Artifact Evaluation for FGNN [EuroSys'22]

This repository contains scripts and instructions for reproducing the experiments in our EuroSys '22 paper "FGNN: A Factored System For Sample-based GNN Training Over GPUs".

FGNN (also called SamGraph) is a factored system for sample-based GNN training over GPUs, where each GPU is dedicated to the task of graph sampling or model training. It accelerates both tasks by eliminating GPU memory contention. Furthermore, FGNN embodies a new pre-sampling based caching policy that takes both sampling algorithms and GNN datasets into account, showing an efficient and robust caching performance.

Project Structure
Paper's Hardware Configuration
Installation
Dataset Preprocessing
QuickStart: Use FGNN to train GNN models
Experiments
License
Academic and Conference Papers

Project Structure

> tree .
├── datagen                     # Dataset Preprocessing
├── example
│   ├── dgl
│   │   ├── multi_gpu           # DGL models
│   ├── pyg
│   │   ├── multi_gpu           # PyG models
│   ├── samgraph
│   │   ├── balance_switcher    # FGNN Dynamic Switch
│   │   ├── multi_gpu           # FGNN models
│   │   ├── sgnn                # SGNN models
│   │   ├── sgnn_dgl            # DGL PinSAGE models(SGNN simulated)
├── exp                         # Experiment Scripts
│   ├── figXX
│   ├── tableXX
├── samgraph                    # FGNN, SGNN source codes
└── utility                     # Useful tools for dataset preprocessing

Paper's Hardware Configuration

8 * NVIDIA V100 GPUs (16GB of memory each)
2 * Intel Xeon Platinum 8163 CPUs (24 cores each)

###

(Written instruction 1)
Answer these from the FGNN artifact description, each on its own line:
(a) What other name is FGNN also known by?
(b) How much memory does each GPU have in the paper's hardware setup?
(c) Which folder holds the experiment scripts?

###

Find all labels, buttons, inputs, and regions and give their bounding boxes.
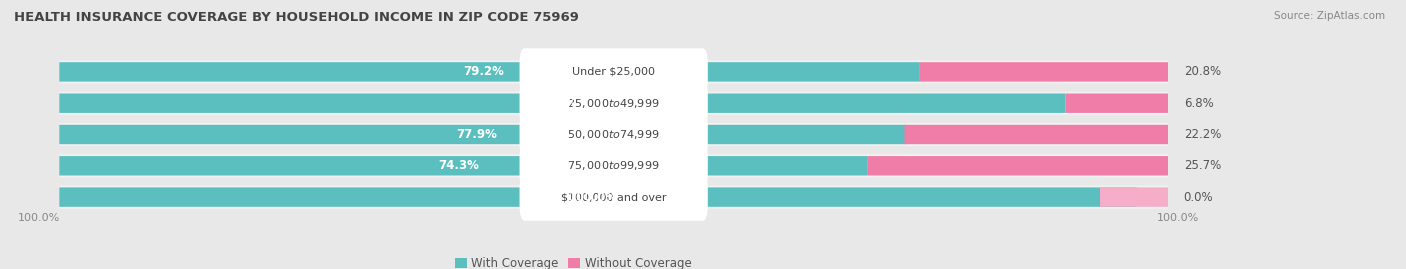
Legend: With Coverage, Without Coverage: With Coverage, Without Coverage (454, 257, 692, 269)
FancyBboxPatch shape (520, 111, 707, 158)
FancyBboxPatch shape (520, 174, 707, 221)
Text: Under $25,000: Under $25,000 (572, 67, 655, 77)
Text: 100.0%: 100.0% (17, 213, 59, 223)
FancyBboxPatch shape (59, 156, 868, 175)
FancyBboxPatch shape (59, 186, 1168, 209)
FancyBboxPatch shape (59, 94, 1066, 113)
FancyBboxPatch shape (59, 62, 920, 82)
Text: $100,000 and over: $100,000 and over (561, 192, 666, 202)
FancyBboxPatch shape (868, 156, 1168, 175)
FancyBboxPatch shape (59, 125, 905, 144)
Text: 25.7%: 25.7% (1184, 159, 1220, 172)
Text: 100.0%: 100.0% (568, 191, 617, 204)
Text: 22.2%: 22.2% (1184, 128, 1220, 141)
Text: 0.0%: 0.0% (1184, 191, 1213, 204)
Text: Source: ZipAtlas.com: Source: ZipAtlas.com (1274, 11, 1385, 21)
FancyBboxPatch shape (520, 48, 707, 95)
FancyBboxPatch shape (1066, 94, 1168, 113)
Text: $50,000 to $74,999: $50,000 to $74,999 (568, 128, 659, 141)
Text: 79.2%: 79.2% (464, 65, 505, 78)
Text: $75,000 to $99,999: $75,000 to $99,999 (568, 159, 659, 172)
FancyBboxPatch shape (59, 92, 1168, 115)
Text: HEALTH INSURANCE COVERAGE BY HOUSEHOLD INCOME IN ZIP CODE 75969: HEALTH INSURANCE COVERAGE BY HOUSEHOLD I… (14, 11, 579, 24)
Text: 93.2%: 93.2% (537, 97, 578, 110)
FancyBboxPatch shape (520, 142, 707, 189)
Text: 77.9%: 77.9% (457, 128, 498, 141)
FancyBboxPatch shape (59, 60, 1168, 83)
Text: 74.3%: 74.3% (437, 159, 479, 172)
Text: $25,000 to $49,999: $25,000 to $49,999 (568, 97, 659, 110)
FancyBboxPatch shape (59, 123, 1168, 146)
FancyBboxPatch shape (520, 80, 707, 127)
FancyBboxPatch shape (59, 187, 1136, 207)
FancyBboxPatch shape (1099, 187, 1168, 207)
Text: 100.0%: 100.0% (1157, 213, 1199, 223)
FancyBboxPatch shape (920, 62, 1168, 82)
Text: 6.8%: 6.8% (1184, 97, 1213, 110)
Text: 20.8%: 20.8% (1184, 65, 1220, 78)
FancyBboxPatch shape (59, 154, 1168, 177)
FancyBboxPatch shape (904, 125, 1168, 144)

###

(Written instruction 2) Lay out as a numbered list the lines of the entries starting with the line that contains "Legend: With Coverage, Without" and going on through the line that contains "FancyBboxPatch shape (520, 142, 707, 189)", leaving out blank lines.

(Full output 1)
(a) SamGraph
(b) 16GB
(c) exp

(Full output 2)
1. Legend: With Coverage, Without Coverage: With Coverage, Without Coverage (454, 257, 692, 269)
2. FancyBboxPatch shape (520, 111, 707, 158)
3. FancyBboxPatch shape (520, 174, 707, 221)
4. Text: Under $25,000: Under $25,000 (572, 67, 655, 77)
5. Text: 100.0%: 100.0% (17, 213, 59, 223)
6. FancyBboxPatch shape (59, 156, 868, 175)
7. FancyBboxPatch shape (59, 186, 1168, 209)
8. FancyBboxPatch shape (59, 94, 1066, 113)
9. FancyBboxPatch shape (59, 62, 920, 82)
10. Text: $100,000 and over: $100,000 and over (561, 192, 666, 202)
11. FancyBboxPatch shape (868, 156, 1168, 175)
12. FancyBboxPatch shape (59, 125, 905, 144)
13. Text: 25.7%: 25.7% (1184, 159, 1220, 172)
14. Text: 100.0%: 100.0% (568, 191, 617, 204)
15. Text: 22.2%: 22.2% (1184, 128, 1220, 141)
16. Text: 0.0%: 0.0% (1184, 191, 1213, 204)
17. Text: Source: ZipAtlas.com: Source: ZipAtlas.com (1274, 11, 1385, 21)
18. FancyBboxPatch shape (520, 48, 707, 95)
19. FancyBboxPatch shape (1066, 94, 1168, 113)
20. Text: $50,000 to $74,999: $50,000 to $74,999 (568, 128, 659, 141)
21. Text: 79.2%: 79.2% (464, 65, 505, 78)
22. Text: $75,000 to $99,999: $75,000 to $99,999 (568, 159, 659, 172)
23. FancyBboxPatch shape (59, 92, 1168, 115)
24. Text: HEALTH INSURANCE COVERAGE BY HOUSEHOLD INCOME IN ZIP CODE 75969: HEALTH INSURANCE COVERAGE BY HOUSEHOLD I… (14, 11, 579, 24)
25. Text: 93.2%: 93.2% (537, 97, 578, 110)
26. FancyBboxPatch shape (520, 142, 707, 189)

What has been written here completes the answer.